◆ Data for this task:
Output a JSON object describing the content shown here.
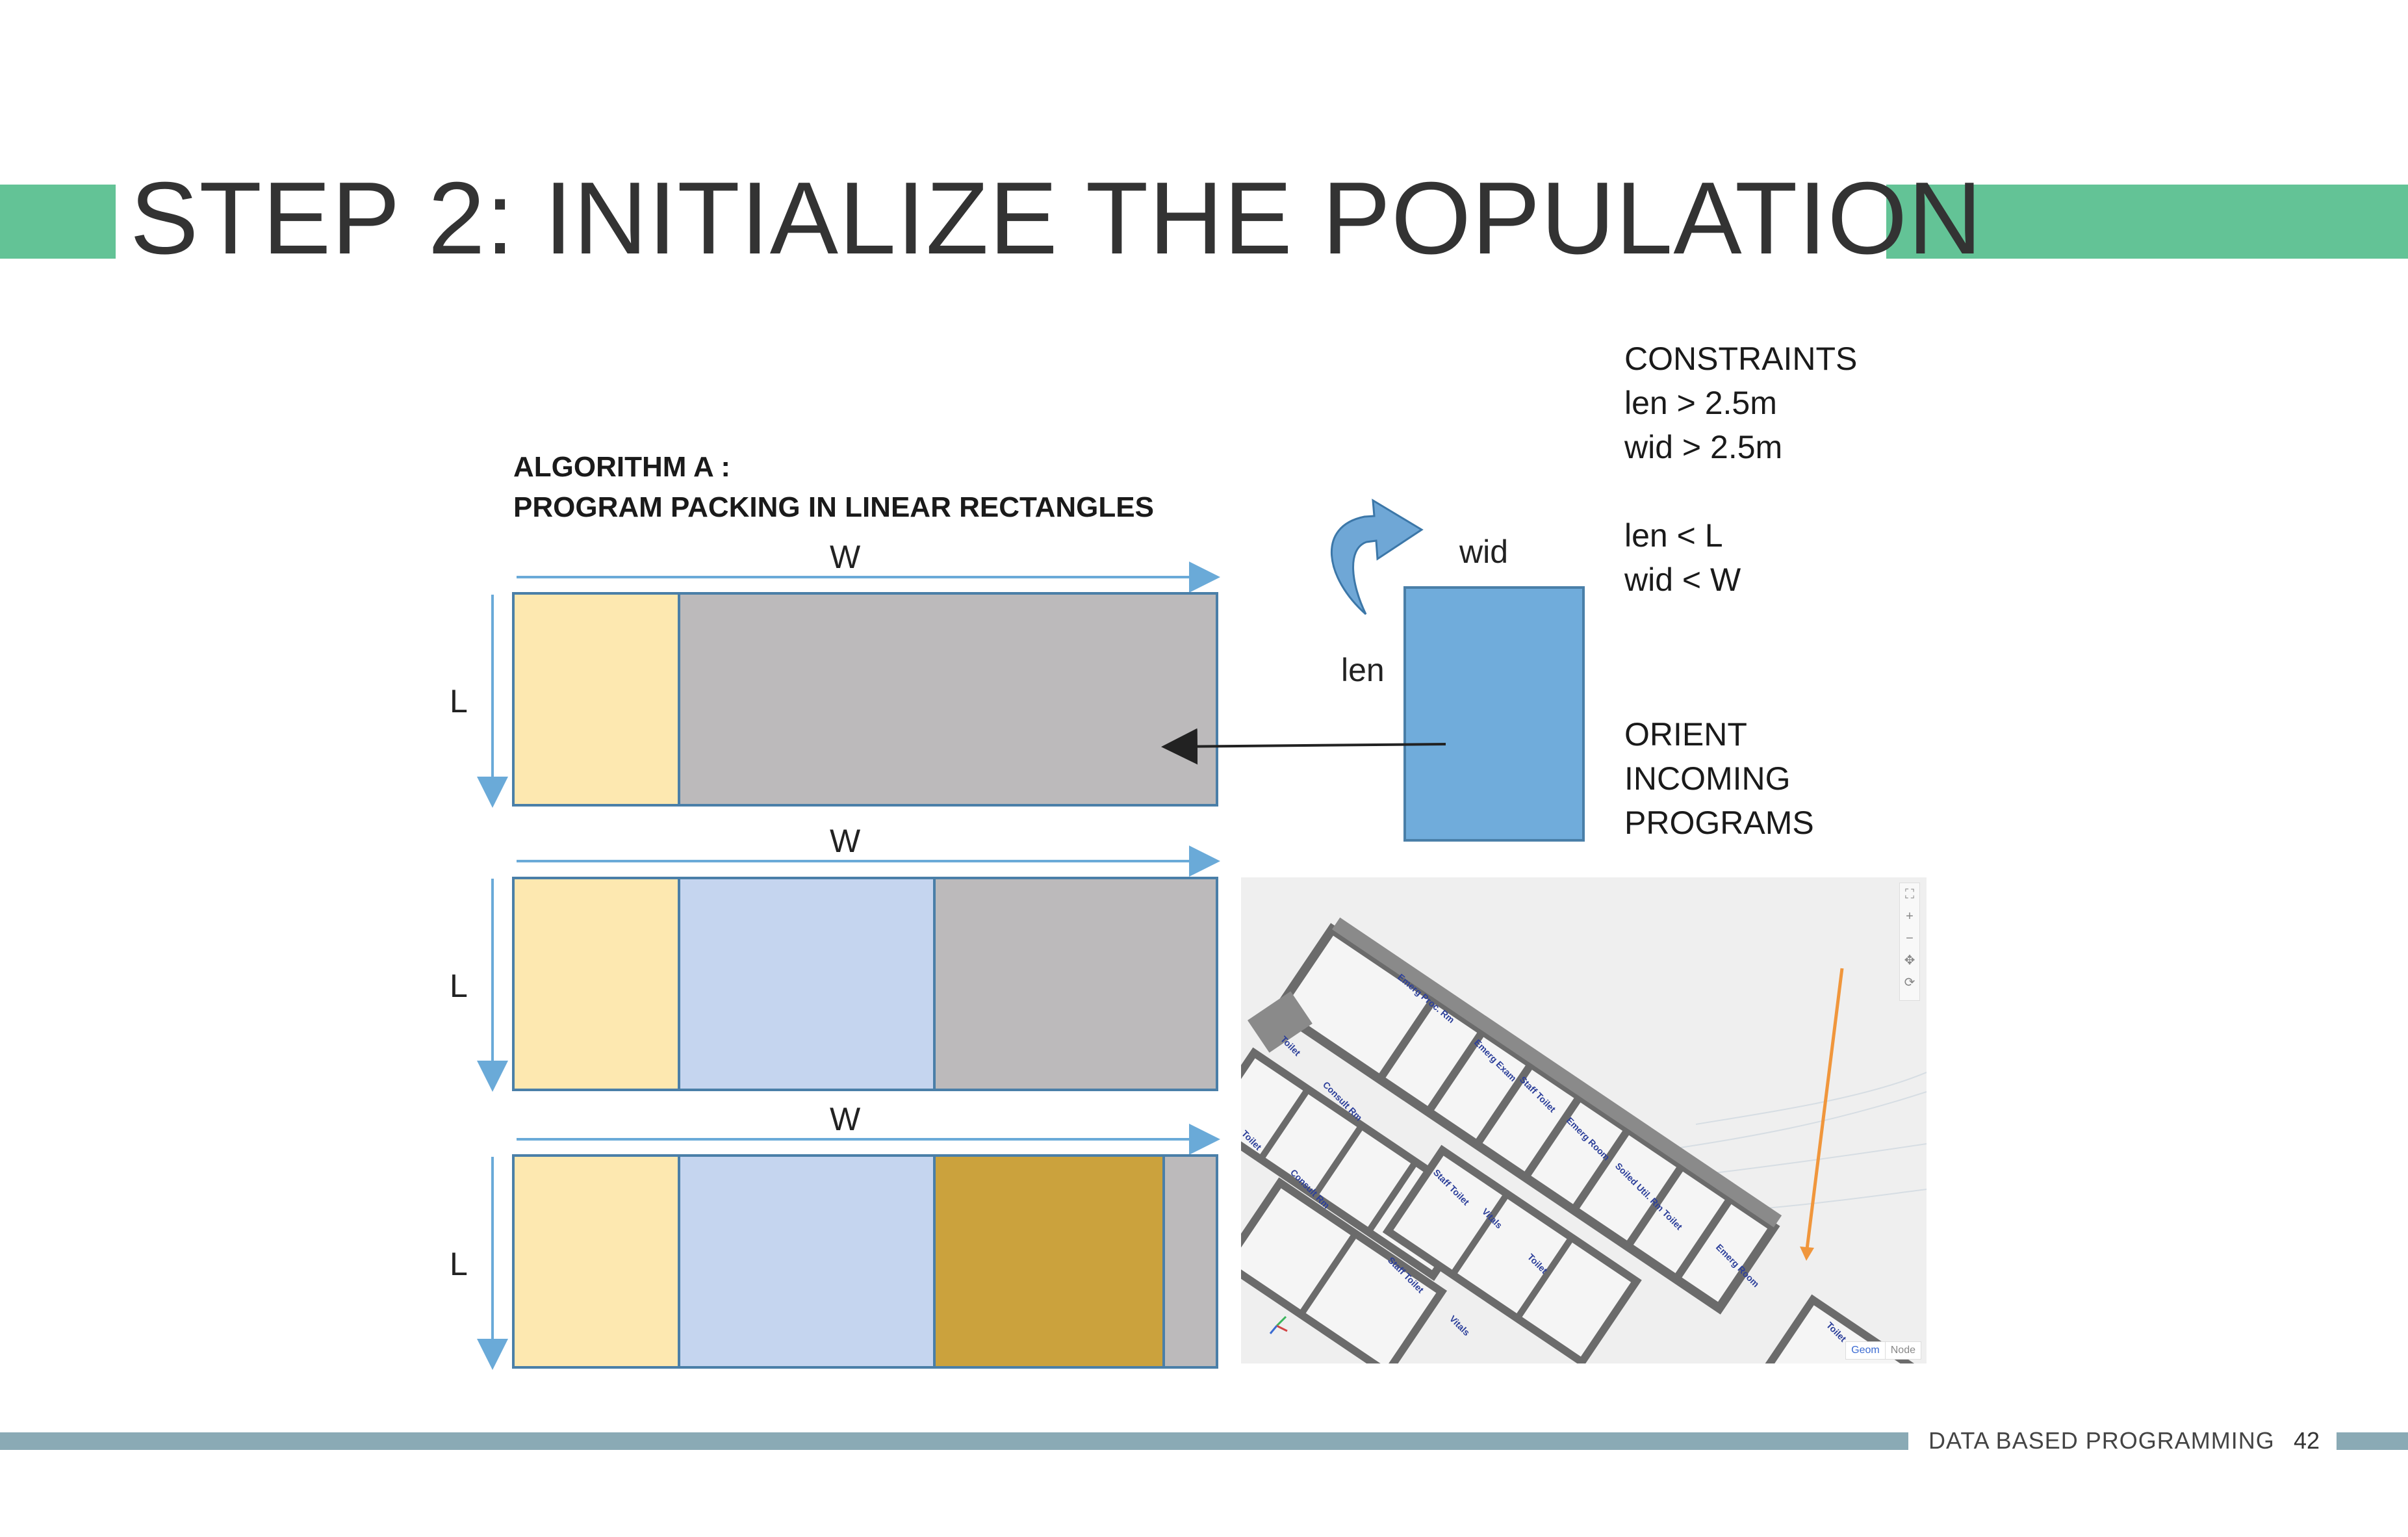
{
  "slide": {
    "title": "STEP 2: INITIALIZE THE POPULATION",
    "accent_color": "#63c396",
    "footer_color": "#8aaab5"
  },
  "algorithm": {
    "line1": "ALGORITHM A :",
    "line2": "PROGRAM PACKING IN LINEAR RECTANGLES"
  },
  "diagram": {
    "width_label": "W",
    "length_label": "L",
    "program_wid_label": "wid",
    "program_len_label": "len",
    "colors": {
      "remaining": "#bcbabb",
      "program_1": "#fde8b0",
      "program_2": "#c5d5ef",
      "program_3": "#cba23d",
      "incoming_program": "#70acdb",
      "border": "#4a7fa8",
      "arrow": "#6aaad8"
    }
  },
  "constraints": {
    "heading": "CONSTRAINTS",
    "lines": [
      "len > 2.5m",
      "wid > 2.5m",
      "len < L",
      "wid < W"
    ]
  },
  "orient": {
    "lines": [
      "ORIENT",
      "INCOMING",
      "PROGRAMS"
    ]
  },
  "screenshot": {
    "room_labels": [
      "Emerg Proc. Rm",
      "Emerg Exam",
      "Staff Toilet",
      "Emerg Room",
      "Soiled Util. Rm Toilet",
      "Emerg Room",
      "Toilet",
      "Consult Rm",
      "Toilet",
      "Consult Rm",
      "Staff Toilet",
      "Vitals",
      "Toilet",
      "Staff Toilet",
      "Vitals",
      "Toilet"
    ],
    "tools": [
      "⛶",
      "+",
      "−",
      "✥",
      "⟳"
    ],
    "tabs": [
      "Geom",
      "Node"
    ]
  },
  "footer": {
    "label": "DATA BASED PROGRAMMING",
    "page": "42"
  }
}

◆ Aim:
All of the records need repeating exactly, except for the pictures.

◆ Reply to the exercise:
Output a JSON object describing the content shown here.
{
  "slide": {
    "title": "STEP 2: INITIALIZE THE POPULATION",
    "accent_color": "#63c396",
    "footer_color": "#8aaab5"
  },
  "algorithm": {
    "line1": "ALGORITHM A :",
    "line2": "PROGRAM PACKING IN LINEAR RECTANGLES"
  },
  "diagram": {
    "width_label": "W",
    "length_label": "L",
    "program_wid_label": "wid",
    "program_len_label": "len",
    "colors": {
      "remaining": "#bcbabb",
      "program_1": "#fde8b0",
      "program_2": "#c5d5ef",
      "program_3": "#cba23d",
      "incoming_program": "#70acdb",
      "border": "#4a7fa8",
      "arrow": "#6aaad8"
    }
  },
  "constraints": {
    "heading": "CONSTRAINTS",
    "lines": [
      "len > 2.5m",
      "wid > 2.5m",
      "len < L",
      "wid < W"
    ]
  },
  "orient": {
    "lines": [
      "ORIENT",
      "INCOMING",
      "PROGRAMS"
    ]
  },
  "screenshot": {
    "room_labels": [
      "Emerg Proc. Rm",
      "Emerg Exam",
      "Staff Toilet",
      "Emerg Room",
      "Soiled Util. Rm Toilet",
      "Emerg Room",
      "Toilet",
      "Consult Rm",
      "Toilet",
      "Consult Rm",
      "Staff Toilet",
      "Vitals",
      "Toilet",
      "Staff Toilet",
      "Vitals",
      "Toilet"
    ],
    "tools": [
      "⛶",
      "+",
      "−",
      "✥",
      "⟳"
    ],
    "tabs": [
      "Geom",
      "Node"
    ]
  },
  "footer": {
    "label": "DATA BASED PROGRAMMING",
    "page": "42"
  }
}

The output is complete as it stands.